== Material for the task

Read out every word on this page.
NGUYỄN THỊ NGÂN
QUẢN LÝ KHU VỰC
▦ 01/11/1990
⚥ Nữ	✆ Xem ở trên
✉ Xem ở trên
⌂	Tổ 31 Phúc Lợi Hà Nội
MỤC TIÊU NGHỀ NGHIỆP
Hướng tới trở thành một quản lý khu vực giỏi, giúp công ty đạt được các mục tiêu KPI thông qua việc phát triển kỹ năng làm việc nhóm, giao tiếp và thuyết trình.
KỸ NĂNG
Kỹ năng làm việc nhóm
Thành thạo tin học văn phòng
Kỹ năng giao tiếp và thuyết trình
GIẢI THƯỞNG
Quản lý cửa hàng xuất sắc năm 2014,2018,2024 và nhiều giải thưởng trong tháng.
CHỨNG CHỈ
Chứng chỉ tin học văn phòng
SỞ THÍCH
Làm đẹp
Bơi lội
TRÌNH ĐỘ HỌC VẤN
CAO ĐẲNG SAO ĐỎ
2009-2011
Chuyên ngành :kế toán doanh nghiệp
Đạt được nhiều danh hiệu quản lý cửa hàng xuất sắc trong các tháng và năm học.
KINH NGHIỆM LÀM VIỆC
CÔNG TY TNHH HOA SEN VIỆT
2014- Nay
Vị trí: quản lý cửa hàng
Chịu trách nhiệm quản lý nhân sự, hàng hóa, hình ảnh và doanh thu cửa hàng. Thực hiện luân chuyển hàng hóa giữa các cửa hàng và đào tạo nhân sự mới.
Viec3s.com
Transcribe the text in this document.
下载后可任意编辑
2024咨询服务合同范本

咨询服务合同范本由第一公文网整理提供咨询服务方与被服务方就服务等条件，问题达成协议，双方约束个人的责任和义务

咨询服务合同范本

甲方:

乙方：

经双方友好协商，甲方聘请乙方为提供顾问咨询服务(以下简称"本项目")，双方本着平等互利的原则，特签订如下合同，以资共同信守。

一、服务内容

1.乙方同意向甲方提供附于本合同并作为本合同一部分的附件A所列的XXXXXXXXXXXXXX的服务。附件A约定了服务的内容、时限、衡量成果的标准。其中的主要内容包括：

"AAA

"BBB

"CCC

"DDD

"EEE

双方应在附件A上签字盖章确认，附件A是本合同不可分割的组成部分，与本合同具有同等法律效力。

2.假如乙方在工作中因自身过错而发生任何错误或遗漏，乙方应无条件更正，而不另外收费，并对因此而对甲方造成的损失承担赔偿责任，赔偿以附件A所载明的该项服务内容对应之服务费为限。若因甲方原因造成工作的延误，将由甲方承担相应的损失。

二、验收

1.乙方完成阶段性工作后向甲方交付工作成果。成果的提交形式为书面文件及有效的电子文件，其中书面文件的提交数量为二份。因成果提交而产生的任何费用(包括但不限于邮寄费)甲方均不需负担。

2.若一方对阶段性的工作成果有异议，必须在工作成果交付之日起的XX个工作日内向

====

## Aim
Repeat the entries shown above, every one, word for word.

## Exercise answer
Read out every word on this page.
NGUYỄN THỊ NGÂN
QUẢN LÝ KHU VỰC
▦ 01/11/1990
⚥ Nữ	✆ Xem ở trên
✉ Xem ở trên
⌂	Tổ 31 Phúc Lợi Hà Nội
MỤC TIÊU NGHỀ NGHIỆP
Hướng tới trở thành một quản lý khu vực giỏi, giúp công ty đạt được các mục tiêu KPI thông qua việc phát triển kỹ năng làm việc nhóm, giao tiếp và thuyết trình.
KỸ NĂNG
Kỹ năng làm việc nhóm
Thành thạo tin học văn phòng
Kỹ năng giao tiếp và thuyết trình
GIẢI THƯỞNG
Quản lý cửa hàng xuất sắc năm 2014,2018,2024 và nhiều giải thưởng trong tháng.
CHỨNG CHỈ
Chứng chỉ tin học văn phòng
SỞ THÍCH
Làm đẹp
Bơi lội
TRÌNH ĐỘ HỌC VẤN
CAO ĐẲNG SAO ĐỎ
2009-2011
Chuyên ngành :kế toán doanh nghiệp
Đạt được nhiều danh hiệu quản lý cửa hàng xuất sắc trong các tháng và năm học.
KINH NGHIỆM LÀM VIỆC
CÔNG TY TNHH HOA SEN VIỆT
2014- Nay
Vị trí: quản lý cửa hàng
Chịu trách nhiệm quản lý nhân sự, hàng hóa, hình ảnh và doanh thu cửa hàng. Thực hiện luân chuyển hàng hóa giữa các cửa hàng và đào tạo nhân sự mới.
Viec3s.com
Transcribe the text in this document.
下载后可任意编辑
2024咨询服务合同范本

咨询服务合同范本由第一公文网整理提供咨询服务方与被服务方就服务等条件，问题达成协议，双方约束个人的责任和义务

咨询服务合同范本

甲方:

乙方：

经双方友好协商，甲方聘请乙方为提供顾问咨询服务(以下简称"本项目")，双方本着平等互利的原则，特签订如下合同，以资共同信守。

一、服务内容

1.乙方同意向甲方提供附于本合同并作为本合同一部分的附件A所列的XXXXXXXXXXXXXX的服务。附件A约定了服务的内容、时限、衡量成果的标准。其中的主要内容包括：

"AAA

"BBB

"CCC

"DDD

"EEE

双方应在附件A上签字盖章确认，附件A是本合同不可分割的组成部分，与本合同具有同等法律效力。

2.假如乙方在工作中因自身过错而发生任何错误或遗漏，乙方应无条件更正，而不另外收费，并对因此而对甲方造成的损失承担赔偿责任，赔偿以附件A所载明的该项服务内容对应之服务费为限。若因甲方原因造成工作的延误，将由甲方承担相应的损失。

二、验收

1.乙方完成阶段性工作后向甲方交付工作成果。成果的提交形式为书面文件及有效的电子文件，其中书面文件的提交数量为二份。因成果提交而产生的任何费用(包括但不限于邮寄费)甲方均不需负担。

2.若一方对阶段性的工作成果有异议，必须在工作成果交付之日起的XX个工作日内向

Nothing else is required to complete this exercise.